[START OF Dataset records]

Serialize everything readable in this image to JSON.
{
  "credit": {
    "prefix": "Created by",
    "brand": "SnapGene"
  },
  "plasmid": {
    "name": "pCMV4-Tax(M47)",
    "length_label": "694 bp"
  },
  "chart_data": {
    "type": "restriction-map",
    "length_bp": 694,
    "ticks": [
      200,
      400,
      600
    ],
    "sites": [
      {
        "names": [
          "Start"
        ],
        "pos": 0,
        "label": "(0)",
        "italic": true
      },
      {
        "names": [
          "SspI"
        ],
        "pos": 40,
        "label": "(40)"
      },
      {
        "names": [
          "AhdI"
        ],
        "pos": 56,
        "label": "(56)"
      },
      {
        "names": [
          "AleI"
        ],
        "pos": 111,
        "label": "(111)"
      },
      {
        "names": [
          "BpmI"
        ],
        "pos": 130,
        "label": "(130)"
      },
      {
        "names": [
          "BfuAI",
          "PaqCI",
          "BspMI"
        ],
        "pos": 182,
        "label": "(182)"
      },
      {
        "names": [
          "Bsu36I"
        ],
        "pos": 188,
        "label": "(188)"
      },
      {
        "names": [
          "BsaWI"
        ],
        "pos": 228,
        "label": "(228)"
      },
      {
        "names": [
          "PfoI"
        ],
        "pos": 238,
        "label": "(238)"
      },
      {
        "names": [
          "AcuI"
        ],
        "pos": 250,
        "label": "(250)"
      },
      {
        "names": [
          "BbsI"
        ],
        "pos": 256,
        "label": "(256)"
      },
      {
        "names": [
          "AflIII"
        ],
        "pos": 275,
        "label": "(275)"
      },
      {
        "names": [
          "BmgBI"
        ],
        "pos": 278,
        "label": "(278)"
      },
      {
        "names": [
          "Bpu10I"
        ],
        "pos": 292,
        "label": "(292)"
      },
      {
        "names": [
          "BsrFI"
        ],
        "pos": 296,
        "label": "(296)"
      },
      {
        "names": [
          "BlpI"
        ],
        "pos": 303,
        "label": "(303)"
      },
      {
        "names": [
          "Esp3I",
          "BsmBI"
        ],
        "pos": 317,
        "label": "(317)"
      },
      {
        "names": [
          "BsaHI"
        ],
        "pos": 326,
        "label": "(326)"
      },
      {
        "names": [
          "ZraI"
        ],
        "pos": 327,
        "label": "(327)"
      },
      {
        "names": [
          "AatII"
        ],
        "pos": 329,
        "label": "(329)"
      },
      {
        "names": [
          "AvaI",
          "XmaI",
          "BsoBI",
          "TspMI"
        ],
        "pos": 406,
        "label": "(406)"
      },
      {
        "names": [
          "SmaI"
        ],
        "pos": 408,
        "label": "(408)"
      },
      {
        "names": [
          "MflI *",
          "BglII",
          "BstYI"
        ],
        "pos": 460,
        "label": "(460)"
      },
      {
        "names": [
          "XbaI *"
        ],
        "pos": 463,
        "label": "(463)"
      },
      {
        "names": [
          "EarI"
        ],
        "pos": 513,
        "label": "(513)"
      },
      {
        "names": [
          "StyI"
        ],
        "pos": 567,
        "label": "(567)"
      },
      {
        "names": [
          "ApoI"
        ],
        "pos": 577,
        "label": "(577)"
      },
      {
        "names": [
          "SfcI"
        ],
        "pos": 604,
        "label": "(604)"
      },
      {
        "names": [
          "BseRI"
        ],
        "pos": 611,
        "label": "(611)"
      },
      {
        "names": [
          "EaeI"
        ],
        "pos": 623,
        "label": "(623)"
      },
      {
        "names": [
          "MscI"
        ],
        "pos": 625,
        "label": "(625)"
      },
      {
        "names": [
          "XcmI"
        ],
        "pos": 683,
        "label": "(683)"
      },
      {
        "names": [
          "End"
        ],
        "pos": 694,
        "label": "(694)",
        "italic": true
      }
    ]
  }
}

[END OF Dataset records]

Exercise requirements => Reproduce the data, keeping every line exactly the same.

Task response =>
Serialize everything readable in this image to JSON.
{
  "credit": {
    "prefix": "Created by",
    "brand": "SnapGene"
  },
  "plasmid": {
    "name": "pCMV4-Tax(M47)",
    "length_label": "694 bp"
  },
  "chart_data": {
    "type": "restriction-map",
    "length_bp": 694,
    "ticks": [
      200,
      400,
      600
    ],
    "sites": [
      {
        "names": [
          "Start"
        ],
        "pos": 0,
        "label": "(0)",
        "italic": true
      },
      {
        "names": [
          "SspI"
        ],
        "pos": 40,
        "label": "(40)"
      },
      {
        "names": [
          "AhdI"
        ],
        "pos": 56,
        "label": "(56)"
      },
      {
        "names": [
          "AleI"
        ],
        "pos": 111,
        "label": "(111)"
      },
      {
        "names": [
          "BpmI"
        ],
        "pos": 130,
        "label": "(130)"
      },
      {
        "names": [
          "BfuAI",
          "PaqCI",
          "BspMI"
        ],
        "pos": 182,
        "label": "(182)"
      },
      {
        "names": [
          "Bsu36I"
        ],
        "pos": 188,
        "label": "(188)"
      },
      {
        "names": [
          "BsaWI"
        ],
        "pos": 228,
        "label": "(228)"
      },
      {
        "names": [
          "PfoI"
        ],
        "pos": 238,
        "label": "(238)"
      },
      {
        "names": [
          "AcuI"
        ],
        "pos": 250,
        "label": "(250)"
      },
      {
        "names": [
          "BbsI"
        ],
        "pos": 256,
        "label": "(256)"
      },
      {
        "names": [
          "AflIII"
        ],
        "pos": 275,
        "label": "(275)"
      },
      {
        "names": [
          "BmgBI"
        ],
        "pos": 278,
        "label": "(278)"
      },
      {
        "names": [
          "Bpu10I"
        ],
        "pos": 292,
        "label": "(292)"
      },
      {
        "names": [
          "BsrFI"
        ],
        "pos": 296,
        "label": "(296)"
      },
      {
        "names": [
          "BlpI"
        ],
        "pos": 303,
        "label": "(303)"
      },
      {
        "names": [
          "Esp3I",
          "BsmBI"
        ],
        "pos": 317,
        "label": "(317)"
      },
      {
        "names": [
          "BsaHI"
        ],
        "pos": 326,
        "label": "(326)"
      },
      {
        "names": [
          "ZraI"
        ],
        "pos": 327,
        "label": "(327)"
      },
      {
        "names": [
          "AatII"
        ],
        "pos": 329,
        "label": "(329)"
      },
      {
        "names": [
          "AvaI",
          "XmaI",
          "BsoBI",
          "TspMI"
        ],
        "pos": 406,
        "label": "(406)"
      },
      {
        "names": [
          "SmaI"
        ],
        "pos": 408,
        "label": "(408)"
      },
      {
        "names": [
          "MflI *",
          "BglII",
          "BstYI"
        ],
        "pos": 460,
        "label": "(460)"
      },
      {
        "names": [
          "XbaI *"
        ],
        "pos": 463,
        "label": "(463)"
      },
      {
        "names": [
          "EarI"
        ],
        "pos": 513,
        "label": "(513)"
      },
      {
        "names": [
          "StyI"
        ],
        "pos": 567,
        "label": "(567)"
      },
      {
        "names": [
          "ApoI"
        ],
        "pos": 577,
        "label": "(577)"
      },
      {
        "names": [
          "SfcI"
        ],
        "pos": 604,
        "label": "(604)"
      },
      {
        "names": [
          "BseRI"
        ],
        "pos": 611,
        "label": "(611)"
      },
      {
        "names": [
          "EaeI"
        ],
        "pos": 623,
        "label": "(623)"
      },
      {
        "names": [
          "MscI"
        ],
        "pos": 625,
        "label": "(625)"
      },
      {
        "names": [
          "XcmI"
        ],
        "pos": 683,
        "label": "(683)"
      },
      {
        "names": [
          "End"
        ],
        "pos": 694,
        "label": "(694)",
        "italic": true
      }
    ]
  }
}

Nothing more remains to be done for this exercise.